» **Action item**: Give the date and time shown on each comment in the project comment thread, in the order they appear.

» **Text block**:
The only tricky part to get for this project is the Atmel ATmega328p-pu microcontroller. Ordinarily this would not be a problem, but it has to have the Arduino bootloader installed on it. You can buy them on eBay very cheaply. You will also need a way to program the microcontroller. The easiest way to do this is using another Arduino board. See Step 5 for more details.
Jimmy Proton says: Apr 6, 2013. 3:01 PM
Could you just put a 5V regulator on the input?
pertti56 says: Nov 24, 2012. 2:49 AM
Hi,

Just built one. Great concept!
I happen to have a problem with mine. It won't measure the frequency. It only prints:
0 536 to the frequency area.

Would you happen to have any ideas what is wrong?
Harrymatic (author) says: Nov 24, 2012. 4:16 AM
What kind of signal are you trying to measure?
pertti56 says: Nov 24, 2012. 11:06 AM
1KHz Sine wave but it prints "0 536" even when not connected to any source.
Harrymatic (author) says: Nov 24, 2012. 1:02 PM
All I can recommend is that you check all of the soldering in case there are any bridged connections / dry joints etc. Failing that, it may be worth trying it with a different power supply - if you have a particularly noisy power supply it may be causing the microcontroller to crash on startup.

When you say it only displays 0536 in the frequency area, does it also display the first line of the LCD that should read 'Frequency /Hz' ?

» **Exercise data**:
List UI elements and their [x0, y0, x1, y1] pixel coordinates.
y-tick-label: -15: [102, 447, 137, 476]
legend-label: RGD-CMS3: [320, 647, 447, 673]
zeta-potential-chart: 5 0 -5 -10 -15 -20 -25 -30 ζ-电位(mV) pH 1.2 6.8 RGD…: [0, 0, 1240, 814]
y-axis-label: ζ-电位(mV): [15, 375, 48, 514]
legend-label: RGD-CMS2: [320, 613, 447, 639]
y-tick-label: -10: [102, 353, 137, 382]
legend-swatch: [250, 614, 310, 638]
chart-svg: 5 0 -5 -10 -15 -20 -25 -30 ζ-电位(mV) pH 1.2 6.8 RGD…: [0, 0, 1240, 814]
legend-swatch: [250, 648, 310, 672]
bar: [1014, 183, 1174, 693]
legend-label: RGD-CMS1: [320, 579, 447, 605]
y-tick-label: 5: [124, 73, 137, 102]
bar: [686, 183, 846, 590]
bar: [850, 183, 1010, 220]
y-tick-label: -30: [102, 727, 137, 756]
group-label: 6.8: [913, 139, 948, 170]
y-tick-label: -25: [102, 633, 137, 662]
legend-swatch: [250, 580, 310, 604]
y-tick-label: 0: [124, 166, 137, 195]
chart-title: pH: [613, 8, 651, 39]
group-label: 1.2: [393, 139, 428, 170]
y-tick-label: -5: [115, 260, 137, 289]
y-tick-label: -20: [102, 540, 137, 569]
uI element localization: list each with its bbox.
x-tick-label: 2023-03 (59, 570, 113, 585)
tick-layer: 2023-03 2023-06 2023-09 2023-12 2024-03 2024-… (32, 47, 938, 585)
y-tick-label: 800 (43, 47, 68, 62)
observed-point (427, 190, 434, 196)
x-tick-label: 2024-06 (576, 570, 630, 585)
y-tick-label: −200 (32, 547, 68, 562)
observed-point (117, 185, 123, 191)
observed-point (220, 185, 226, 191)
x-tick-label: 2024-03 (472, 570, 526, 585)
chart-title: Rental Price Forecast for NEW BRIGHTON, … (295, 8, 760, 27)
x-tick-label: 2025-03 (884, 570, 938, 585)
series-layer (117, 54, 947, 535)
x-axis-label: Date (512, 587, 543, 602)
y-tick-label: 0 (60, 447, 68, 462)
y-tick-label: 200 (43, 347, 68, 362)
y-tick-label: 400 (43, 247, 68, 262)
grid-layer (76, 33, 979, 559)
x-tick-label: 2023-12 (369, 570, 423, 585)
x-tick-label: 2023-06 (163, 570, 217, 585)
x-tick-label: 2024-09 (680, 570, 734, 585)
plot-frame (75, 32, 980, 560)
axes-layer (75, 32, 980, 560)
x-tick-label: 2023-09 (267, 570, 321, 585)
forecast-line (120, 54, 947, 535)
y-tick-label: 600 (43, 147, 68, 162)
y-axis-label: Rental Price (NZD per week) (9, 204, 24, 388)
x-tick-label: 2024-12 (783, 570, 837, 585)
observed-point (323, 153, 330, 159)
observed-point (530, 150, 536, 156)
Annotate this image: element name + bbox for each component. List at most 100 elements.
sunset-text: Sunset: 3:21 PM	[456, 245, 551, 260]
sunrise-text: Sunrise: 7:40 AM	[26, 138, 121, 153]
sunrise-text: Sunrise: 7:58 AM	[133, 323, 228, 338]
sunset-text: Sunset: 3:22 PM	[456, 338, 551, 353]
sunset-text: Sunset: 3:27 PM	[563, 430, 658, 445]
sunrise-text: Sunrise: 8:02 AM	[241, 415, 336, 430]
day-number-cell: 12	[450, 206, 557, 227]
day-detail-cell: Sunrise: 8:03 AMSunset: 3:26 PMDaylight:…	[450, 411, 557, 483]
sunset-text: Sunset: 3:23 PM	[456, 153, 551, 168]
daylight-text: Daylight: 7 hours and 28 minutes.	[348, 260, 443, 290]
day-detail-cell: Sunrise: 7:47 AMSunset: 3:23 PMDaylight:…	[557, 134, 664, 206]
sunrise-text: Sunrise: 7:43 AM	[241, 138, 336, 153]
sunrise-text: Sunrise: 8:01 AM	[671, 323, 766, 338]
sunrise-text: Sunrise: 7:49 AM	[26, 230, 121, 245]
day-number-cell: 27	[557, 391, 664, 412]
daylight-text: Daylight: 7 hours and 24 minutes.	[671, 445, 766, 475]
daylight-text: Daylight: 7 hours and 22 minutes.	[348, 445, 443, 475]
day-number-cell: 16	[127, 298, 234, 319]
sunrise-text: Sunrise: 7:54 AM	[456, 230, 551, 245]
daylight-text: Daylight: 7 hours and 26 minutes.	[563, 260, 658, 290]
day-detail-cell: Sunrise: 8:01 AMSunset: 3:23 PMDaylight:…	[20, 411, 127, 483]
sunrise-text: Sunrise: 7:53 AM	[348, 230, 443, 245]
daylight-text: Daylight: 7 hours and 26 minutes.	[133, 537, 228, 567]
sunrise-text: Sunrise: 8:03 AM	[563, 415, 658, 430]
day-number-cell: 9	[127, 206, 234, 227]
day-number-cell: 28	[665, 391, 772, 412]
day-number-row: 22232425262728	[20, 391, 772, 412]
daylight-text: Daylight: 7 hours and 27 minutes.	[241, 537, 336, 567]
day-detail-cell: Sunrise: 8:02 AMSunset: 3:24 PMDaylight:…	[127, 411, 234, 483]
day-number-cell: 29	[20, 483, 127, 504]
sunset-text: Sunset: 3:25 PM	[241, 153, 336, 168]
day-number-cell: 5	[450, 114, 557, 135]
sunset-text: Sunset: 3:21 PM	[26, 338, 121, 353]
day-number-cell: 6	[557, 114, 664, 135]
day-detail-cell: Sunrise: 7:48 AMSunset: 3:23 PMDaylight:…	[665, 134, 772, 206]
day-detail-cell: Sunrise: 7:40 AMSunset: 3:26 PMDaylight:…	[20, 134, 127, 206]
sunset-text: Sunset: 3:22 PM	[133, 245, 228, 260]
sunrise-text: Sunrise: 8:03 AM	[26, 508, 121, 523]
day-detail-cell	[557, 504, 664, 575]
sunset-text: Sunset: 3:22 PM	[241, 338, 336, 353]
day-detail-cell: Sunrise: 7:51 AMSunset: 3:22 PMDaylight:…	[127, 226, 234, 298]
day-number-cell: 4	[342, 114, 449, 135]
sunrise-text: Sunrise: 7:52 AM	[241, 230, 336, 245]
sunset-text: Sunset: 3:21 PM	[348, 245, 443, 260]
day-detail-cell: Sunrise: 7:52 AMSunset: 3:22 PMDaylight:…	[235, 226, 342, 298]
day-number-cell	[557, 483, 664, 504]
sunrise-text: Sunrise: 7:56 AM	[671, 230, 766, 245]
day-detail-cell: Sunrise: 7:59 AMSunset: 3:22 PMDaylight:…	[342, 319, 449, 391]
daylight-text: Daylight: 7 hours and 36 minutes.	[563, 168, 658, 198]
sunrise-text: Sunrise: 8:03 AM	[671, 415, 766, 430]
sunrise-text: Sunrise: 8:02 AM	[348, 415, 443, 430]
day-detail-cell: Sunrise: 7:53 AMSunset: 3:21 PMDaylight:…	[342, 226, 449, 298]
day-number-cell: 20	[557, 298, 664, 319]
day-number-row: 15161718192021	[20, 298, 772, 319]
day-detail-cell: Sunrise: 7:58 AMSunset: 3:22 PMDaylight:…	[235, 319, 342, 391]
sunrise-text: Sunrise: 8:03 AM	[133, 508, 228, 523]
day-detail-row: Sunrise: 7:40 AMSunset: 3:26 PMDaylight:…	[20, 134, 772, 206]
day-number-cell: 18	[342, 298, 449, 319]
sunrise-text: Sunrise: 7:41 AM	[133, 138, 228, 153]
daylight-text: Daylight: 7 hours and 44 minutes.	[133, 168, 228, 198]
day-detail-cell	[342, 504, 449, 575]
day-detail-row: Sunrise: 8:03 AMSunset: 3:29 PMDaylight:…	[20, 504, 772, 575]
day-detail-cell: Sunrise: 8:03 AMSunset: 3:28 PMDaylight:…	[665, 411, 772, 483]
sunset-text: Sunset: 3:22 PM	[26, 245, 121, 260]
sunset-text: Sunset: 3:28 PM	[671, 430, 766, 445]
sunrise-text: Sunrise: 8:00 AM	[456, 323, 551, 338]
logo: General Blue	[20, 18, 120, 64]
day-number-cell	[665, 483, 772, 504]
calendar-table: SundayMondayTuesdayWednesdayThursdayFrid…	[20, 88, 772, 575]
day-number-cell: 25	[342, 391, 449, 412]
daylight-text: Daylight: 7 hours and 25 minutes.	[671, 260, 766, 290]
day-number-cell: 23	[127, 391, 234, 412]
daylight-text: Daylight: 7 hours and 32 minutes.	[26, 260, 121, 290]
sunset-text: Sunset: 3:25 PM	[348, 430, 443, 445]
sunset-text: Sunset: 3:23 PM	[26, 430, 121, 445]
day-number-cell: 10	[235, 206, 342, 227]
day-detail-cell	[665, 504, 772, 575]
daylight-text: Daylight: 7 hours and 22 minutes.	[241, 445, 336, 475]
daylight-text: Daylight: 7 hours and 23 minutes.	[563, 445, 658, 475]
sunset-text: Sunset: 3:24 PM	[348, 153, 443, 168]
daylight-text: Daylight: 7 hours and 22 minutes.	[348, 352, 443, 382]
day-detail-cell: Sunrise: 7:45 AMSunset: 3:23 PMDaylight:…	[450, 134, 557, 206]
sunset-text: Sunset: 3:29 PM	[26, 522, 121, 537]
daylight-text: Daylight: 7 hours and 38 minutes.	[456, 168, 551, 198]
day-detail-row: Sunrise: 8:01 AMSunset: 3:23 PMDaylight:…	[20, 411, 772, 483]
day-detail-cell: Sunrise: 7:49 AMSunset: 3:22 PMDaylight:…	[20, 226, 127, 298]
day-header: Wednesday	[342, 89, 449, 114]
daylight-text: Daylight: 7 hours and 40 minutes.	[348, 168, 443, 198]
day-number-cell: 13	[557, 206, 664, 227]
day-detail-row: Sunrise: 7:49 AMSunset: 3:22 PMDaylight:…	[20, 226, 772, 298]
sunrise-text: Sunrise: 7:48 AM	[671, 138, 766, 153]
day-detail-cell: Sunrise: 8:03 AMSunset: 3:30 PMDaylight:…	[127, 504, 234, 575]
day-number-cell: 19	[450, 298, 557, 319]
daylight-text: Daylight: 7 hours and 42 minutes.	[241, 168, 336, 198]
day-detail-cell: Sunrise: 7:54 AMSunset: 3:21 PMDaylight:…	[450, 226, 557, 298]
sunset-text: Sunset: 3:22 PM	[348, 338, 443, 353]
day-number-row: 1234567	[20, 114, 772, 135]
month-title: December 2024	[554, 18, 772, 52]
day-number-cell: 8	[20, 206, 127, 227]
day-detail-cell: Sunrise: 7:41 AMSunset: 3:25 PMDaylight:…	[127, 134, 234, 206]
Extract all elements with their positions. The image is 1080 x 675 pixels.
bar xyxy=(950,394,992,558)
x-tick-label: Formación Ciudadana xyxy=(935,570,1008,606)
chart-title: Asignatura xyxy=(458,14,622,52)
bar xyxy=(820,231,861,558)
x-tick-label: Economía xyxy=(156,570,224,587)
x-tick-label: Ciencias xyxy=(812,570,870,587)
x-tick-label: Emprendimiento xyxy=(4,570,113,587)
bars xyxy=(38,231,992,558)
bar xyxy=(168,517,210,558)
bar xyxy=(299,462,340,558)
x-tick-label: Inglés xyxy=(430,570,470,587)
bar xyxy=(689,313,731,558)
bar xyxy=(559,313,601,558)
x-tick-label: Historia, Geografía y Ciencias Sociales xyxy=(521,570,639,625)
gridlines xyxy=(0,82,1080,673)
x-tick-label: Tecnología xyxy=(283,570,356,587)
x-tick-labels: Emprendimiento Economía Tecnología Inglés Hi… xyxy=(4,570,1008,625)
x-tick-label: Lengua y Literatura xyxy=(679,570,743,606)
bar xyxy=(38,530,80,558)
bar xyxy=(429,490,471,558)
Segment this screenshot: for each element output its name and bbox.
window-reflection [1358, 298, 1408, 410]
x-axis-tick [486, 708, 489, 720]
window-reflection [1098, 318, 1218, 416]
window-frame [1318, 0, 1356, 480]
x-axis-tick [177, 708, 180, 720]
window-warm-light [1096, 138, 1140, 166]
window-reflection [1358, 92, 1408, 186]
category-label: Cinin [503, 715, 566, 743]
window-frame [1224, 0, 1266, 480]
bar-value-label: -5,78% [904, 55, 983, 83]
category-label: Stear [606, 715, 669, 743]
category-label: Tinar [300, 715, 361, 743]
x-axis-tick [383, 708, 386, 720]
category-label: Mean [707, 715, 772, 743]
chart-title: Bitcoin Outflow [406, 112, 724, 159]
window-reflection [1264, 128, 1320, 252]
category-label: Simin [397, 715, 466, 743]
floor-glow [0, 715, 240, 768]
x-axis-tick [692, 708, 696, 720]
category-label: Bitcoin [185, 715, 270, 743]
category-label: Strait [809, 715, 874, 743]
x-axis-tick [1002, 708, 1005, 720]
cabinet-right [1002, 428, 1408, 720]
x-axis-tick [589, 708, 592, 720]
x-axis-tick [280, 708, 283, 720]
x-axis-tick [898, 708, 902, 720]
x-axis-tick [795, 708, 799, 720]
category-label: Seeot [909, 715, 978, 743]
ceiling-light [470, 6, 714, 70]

» **Response to this task**:
Apr 6, 2013. 3:01 PM
Nov 24, 2012. 2:49 AM
Nov 24, 2012. 4:16 AM
Nov 24, 2012. 11:06 AM
Nov 24, 2012. 1:02 PM